What this task involves => Only lines holding the string "title" are wanted; copy each one from the material.

[Data extracted from a collection]
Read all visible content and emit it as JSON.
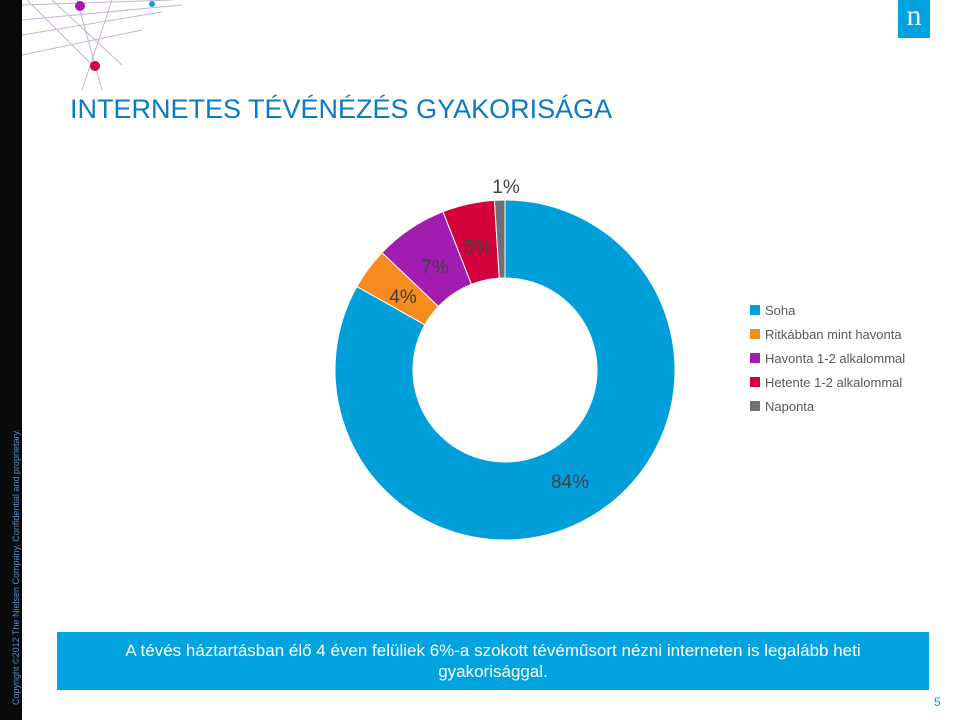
{
  "title": "INTERNETES TÉVÉNÉZÉS GYAKORISÁGA",
  "copyright": "Copyright ©2012 The Nielsen Company. Confidential and proprietary.",
  "logo_letter": "n",
  "banner_text": "A tévés háztartásban élő 4 éven felüliek 6%-a szokott tévéműsort nézni interneten is legalább heti gyakorisággal.",
  "page_number": "5",
  "chart_data": {
    "type": "pie",
    "donut": true,
    "categories": [
      "Soha",
      "Ritkábban mint havonta",
      "Havonta 1-2 alkalommal",
      "Hetente 1-2 alkalommal",
      "Naponta"
    ],
    "values": [
      84,
      4,
      7,
      5,
      1
    ],
    "value_labels": [
      "84%",
      "4%",
      "7%",
      "5%",
      "1%"
    ],
    "colors": [
      "#009fda",
      "#f68b1f",
      "#a21caf",
      "#d4003b",
      "#6f7073"
    ],
    "legend_position": "right",
    "title": ""
  }
}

Full answer =>
  "title": "INTERNETES TÉVÉNÉZÉS GYAKORISÁGA",
    "title": ""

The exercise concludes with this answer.